- _WHAT THE TASK ASKS_: Repeat the material below exactly, line for line.

- _RECORDS FOR THIS EXERCISE_:
++++++++

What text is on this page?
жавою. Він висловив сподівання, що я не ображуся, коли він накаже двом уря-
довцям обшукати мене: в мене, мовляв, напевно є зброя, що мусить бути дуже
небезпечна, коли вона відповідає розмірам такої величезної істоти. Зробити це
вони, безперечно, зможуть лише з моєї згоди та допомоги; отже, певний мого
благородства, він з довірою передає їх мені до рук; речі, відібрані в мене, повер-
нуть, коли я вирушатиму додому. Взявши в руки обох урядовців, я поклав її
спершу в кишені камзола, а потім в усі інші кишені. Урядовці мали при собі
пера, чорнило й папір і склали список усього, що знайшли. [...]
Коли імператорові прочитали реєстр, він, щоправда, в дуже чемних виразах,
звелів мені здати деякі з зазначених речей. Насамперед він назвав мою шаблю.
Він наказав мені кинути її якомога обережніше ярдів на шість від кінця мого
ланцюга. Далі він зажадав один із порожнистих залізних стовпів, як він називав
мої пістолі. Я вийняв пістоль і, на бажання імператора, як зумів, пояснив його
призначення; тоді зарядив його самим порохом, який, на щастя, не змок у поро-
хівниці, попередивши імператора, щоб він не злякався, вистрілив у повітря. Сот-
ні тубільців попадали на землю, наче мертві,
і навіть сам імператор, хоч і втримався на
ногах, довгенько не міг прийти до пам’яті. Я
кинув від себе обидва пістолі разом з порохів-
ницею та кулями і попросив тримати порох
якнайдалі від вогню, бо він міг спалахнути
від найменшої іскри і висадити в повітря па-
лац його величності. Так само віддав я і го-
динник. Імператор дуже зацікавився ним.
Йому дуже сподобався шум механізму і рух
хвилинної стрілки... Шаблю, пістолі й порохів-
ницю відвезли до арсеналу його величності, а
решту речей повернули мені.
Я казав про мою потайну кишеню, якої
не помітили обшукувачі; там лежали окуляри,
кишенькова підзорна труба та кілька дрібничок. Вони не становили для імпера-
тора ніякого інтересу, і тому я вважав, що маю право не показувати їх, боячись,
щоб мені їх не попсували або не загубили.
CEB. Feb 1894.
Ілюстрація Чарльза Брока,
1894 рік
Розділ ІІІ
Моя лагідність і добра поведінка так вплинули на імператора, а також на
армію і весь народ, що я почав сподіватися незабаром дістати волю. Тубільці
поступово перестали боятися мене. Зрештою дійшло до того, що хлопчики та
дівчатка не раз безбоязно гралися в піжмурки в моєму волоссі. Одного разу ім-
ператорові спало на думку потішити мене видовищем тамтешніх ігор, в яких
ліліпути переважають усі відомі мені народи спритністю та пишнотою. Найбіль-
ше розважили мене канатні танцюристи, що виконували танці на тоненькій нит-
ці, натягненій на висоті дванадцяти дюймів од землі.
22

++++++++

- _OUTPUT_:
What text is on this page?
жавою. Він висловив сподівання, що я не ображуся, коли він накаже двом уря-
довцям обшукати мене: в мене, мовляв, напевно є зброя, що мусить бути дуже
небезпечна, коли вона відповідає розмірам такої величезної істоти. Зробити це
вони, безперечно, зможуть лише з моєї згоди та допомоги; отже, певний мого
благородства, він з довірою передає їх мені до рук; речі, відібрані в мене, повер-
нуть, коли я вирушатиму додому. Взявши в руки обох урядовців, я поклав її
спершу в кишені камзола, а потім в усі інші кишені. Урядовці мали при собі
пера, чорнило й папір і склали список усього, що знайшли. [...]
Коли імператорові прочитали реєстр, він, щоправда, в дуже чемних виразах,
звелів мені здати деякі з зазначених речей. Насамперед він назвав мою шаблю.
Він наказав мені кинути її якомога обережніше ярдів на шість від кінця мого
ланцюга. Далі він зажадав один із порожнистих залізних стовпів, як він називав
мої пістолі. Я вийняв пістоль і, на бажання імператора, як зумів, пояснив його
призначення; тоді зарядив його самим порохом, який, на щастя, не змок у поро-
хівниці, попередивши імператора, щоб він не злякався, вистрілив у повітря. Сот-
ні тубільців попадали на землю, наче мертві,
і навіть сам імператор, хоч і втримався на
ногах, довгенько не міг прийти до пам’яті. Я
кинув від себе обидва пістолі разом з порохів-
ницею та кулями і попросив тримати порох
якнайдалі від вогню, бо він міг спалахнути
від найменшої іскри і висадити в повітря па-
лац його величності. Так само віддав я і го-
динник. Імператор дуже зацікавився ним.
Йому дуже сподобався шум механізму і рух
хвилинної стрілки... Шаблю, пістолі й порохів-
ницю відвезли до арсеналу його величності, а
решту речей повернули мені.
Я казав про мою потайну кишеню, якої
не помітили обшукувачі; там лежали окуляри,
кишенькова підзорна труба та кілька дрібничок. Вони не становили для імпера-
тора ніякого інтересу, і тому я вважав, що маю право не показувати їх, боячись,
щоб мені їх не попсували або не загубили.
CEB. Feb 1894.
Ілюстрація Чарльза Брока,
1894 рік
Розділ ІІІ
Моя лагідність і добра поведінка так вплинули на імператора, а також на
армію і весь народ, що я почав сподіватися незабаром дістати волю. Тубільці
поступово перестали боятися мене. Зрештою дійшло до того, що хлопчики та
дівчатка не раз безбоязно гралися в піжмурки в моєму волоссі. Одного разу ім-
ператорові спало на думку потішити мене видовищем тамтешніх ігор, в яких
ліліпути переважають усі відомі мені народи спритністю та пишнотою. Найбіль-
ше розважили мене канатні танцюристи, що виконували танці на тоненькій нит-
ці, натягненій на висоті дванадцяти дюймів од землі.
22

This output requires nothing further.